Records from a dataset

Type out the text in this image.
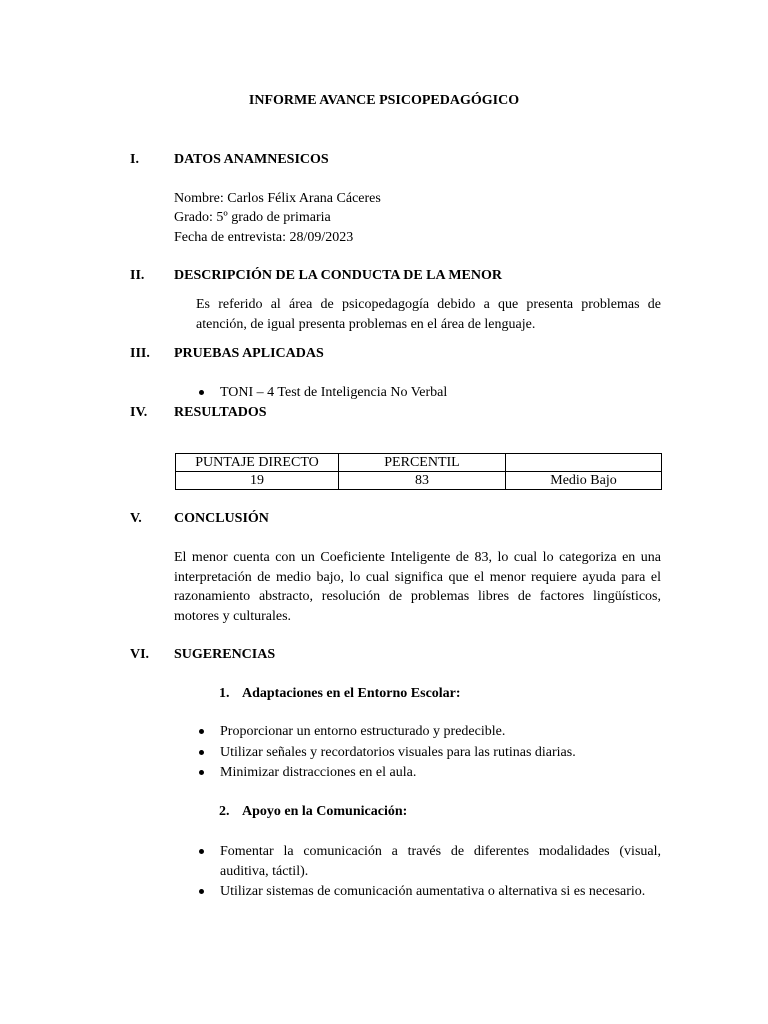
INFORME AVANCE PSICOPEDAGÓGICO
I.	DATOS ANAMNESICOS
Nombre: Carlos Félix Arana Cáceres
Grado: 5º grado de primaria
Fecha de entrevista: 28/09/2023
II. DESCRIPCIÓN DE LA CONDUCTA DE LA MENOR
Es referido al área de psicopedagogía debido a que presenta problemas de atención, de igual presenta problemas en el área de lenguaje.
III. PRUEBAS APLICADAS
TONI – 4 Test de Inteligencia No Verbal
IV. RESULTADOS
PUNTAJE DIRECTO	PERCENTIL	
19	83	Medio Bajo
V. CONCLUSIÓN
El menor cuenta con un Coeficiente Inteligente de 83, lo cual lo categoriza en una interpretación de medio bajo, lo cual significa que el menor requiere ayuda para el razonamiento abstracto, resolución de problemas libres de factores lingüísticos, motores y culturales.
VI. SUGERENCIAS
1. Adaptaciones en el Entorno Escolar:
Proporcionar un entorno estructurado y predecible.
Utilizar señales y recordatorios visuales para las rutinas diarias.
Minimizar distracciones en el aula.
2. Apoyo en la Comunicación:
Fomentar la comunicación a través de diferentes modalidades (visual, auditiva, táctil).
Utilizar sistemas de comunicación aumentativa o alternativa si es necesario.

▶ _Do this_:
Give every line of the material that includes the string "para".

▶ _Completed task_:
El menor cuenta con un Coeficiente Inteligente de 83, lo cual lo categoriza en una interpretación de medio bajo, lo cual significa que el menor requiere ayuda para el razonamiento abstracto, resolución de problemas libres de factores lingüísticos, motores y culturales.
Utilizar señales y recordatorios visuales para las rutinas diarias.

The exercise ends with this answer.